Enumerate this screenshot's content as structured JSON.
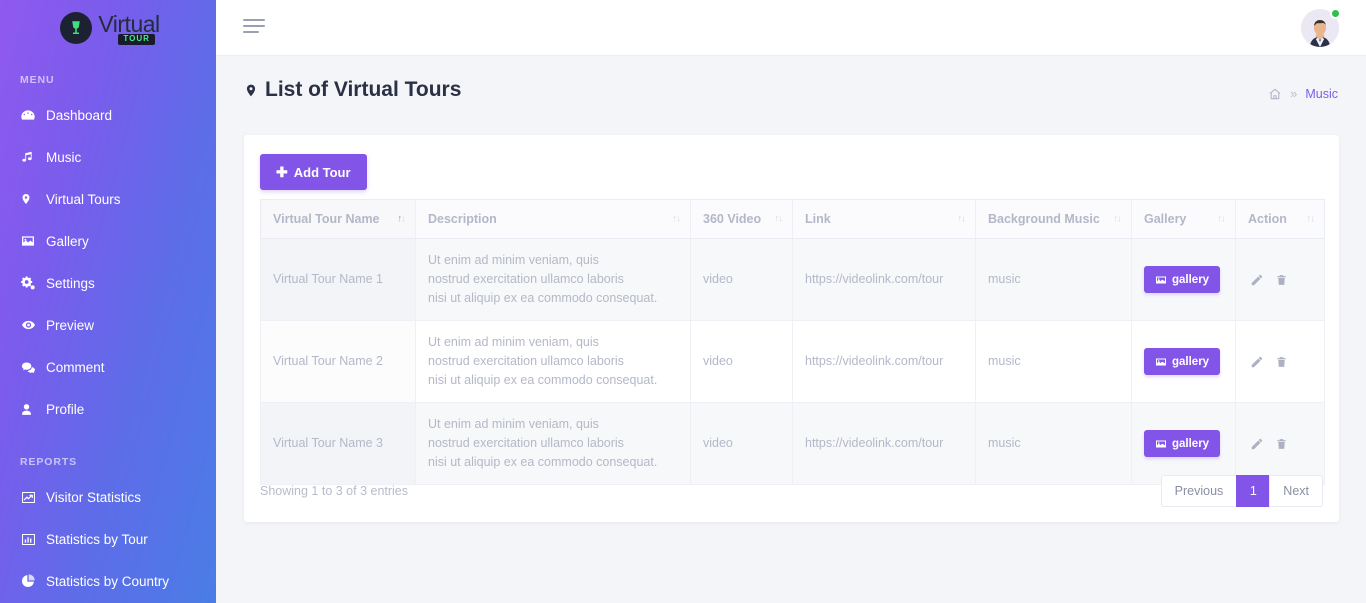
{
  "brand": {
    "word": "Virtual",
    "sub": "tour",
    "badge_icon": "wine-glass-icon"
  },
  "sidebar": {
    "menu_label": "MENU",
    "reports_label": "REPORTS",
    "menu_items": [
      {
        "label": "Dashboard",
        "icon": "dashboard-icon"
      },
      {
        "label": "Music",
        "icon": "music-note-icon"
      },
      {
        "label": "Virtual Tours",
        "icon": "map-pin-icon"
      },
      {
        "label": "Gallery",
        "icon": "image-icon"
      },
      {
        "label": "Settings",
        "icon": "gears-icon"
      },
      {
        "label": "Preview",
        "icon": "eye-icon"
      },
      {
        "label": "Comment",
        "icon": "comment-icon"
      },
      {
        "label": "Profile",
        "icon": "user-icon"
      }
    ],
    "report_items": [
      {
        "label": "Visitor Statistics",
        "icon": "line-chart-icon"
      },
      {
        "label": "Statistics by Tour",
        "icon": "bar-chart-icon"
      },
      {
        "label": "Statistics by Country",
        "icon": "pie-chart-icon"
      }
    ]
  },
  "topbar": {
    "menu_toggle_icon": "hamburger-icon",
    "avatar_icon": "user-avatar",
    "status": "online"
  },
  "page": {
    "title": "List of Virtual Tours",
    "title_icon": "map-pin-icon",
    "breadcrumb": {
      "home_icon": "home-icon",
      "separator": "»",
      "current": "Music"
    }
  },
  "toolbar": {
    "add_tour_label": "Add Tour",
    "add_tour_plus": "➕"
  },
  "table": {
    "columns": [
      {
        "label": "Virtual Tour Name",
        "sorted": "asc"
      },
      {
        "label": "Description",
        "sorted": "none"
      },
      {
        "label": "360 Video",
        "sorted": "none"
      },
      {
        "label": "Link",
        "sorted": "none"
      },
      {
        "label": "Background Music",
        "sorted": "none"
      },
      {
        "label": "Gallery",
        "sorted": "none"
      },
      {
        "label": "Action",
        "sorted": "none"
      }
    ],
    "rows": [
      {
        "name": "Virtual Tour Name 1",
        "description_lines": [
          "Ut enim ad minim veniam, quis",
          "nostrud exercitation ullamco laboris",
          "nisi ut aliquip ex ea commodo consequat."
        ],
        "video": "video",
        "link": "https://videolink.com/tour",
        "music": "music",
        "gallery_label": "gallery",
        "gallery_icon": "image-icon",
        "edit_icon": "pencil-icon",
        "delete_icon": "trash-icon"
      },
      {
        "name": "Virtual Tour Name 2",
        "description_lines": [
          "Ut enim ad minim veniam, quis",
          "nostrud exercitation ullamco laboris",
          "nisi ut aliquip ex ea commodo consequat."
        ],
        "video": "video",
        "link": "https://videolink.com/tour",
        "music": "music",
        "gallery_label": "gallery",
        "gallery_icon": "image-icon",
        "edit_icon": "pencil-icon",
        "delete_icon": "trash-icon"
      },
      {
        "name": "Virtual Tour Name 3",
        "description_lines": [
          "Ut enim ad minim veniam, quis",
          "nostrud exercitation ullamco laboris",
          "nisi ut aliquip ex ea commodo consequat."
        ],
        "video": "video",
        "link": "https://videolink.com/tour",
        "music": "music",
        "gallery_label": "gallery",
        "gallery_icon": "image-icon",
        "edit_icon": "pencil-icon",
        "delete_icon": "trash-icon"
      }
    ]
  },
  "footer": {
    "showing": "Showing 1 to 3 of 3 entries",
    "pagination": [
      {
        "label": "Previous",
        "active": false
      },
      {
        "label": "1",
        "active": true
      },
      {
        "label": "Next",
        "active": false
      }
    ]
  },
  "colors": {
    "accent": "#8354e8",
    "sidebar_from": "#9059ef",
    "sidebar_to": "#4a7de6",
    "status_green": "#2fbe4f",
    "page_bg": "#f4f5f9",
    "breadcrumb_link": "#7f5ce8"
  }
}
※
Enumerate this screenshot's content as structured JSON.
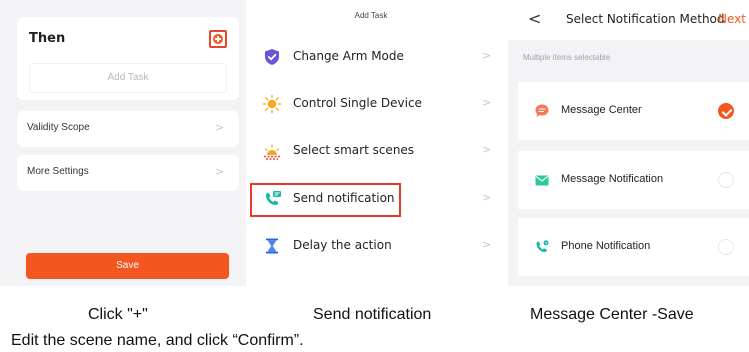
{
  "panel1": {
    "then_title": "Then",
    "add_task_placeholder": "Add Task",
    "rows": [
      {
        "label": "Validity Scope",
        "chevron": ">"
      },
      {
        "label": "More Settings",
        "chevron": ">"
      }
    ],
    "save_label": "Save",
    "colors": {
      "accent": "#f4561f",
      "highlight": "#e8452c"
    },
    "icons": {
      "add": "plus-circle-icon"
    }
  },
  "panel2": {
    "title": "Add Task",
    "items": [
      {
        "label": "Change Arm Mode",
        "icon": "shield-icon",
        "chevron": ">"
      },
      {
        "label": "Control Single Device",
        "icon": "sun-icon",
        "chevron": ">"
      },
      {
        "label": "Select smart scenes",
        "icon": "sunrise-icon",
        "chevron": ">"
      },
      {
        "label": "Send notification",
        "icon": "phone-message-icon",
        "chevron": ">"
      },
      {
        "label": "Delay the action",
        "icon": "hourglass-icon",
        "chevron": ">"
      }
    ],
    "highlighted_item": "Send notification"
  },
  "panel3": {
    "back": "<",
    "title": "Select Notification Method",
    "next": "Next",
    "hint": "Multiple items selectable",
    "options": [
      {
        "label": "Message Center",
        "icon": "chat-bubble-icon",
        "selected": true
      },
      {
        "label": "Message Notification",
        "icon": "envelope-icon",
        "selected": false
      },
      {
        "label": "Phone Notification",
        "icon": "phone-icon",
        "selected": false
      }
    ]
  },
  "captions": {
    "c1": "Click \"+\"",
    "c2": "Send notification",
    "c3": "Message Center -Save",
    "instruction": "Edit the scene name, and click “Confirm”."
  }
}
※
DIRECTIONS
Copy down every line of the material above that includes the string "chart".

WRITTEN ANSWER
        "icon": "line-chart-icon"
        "icon": "bar-chart-icon"
        "icon": "pie-chart-icon"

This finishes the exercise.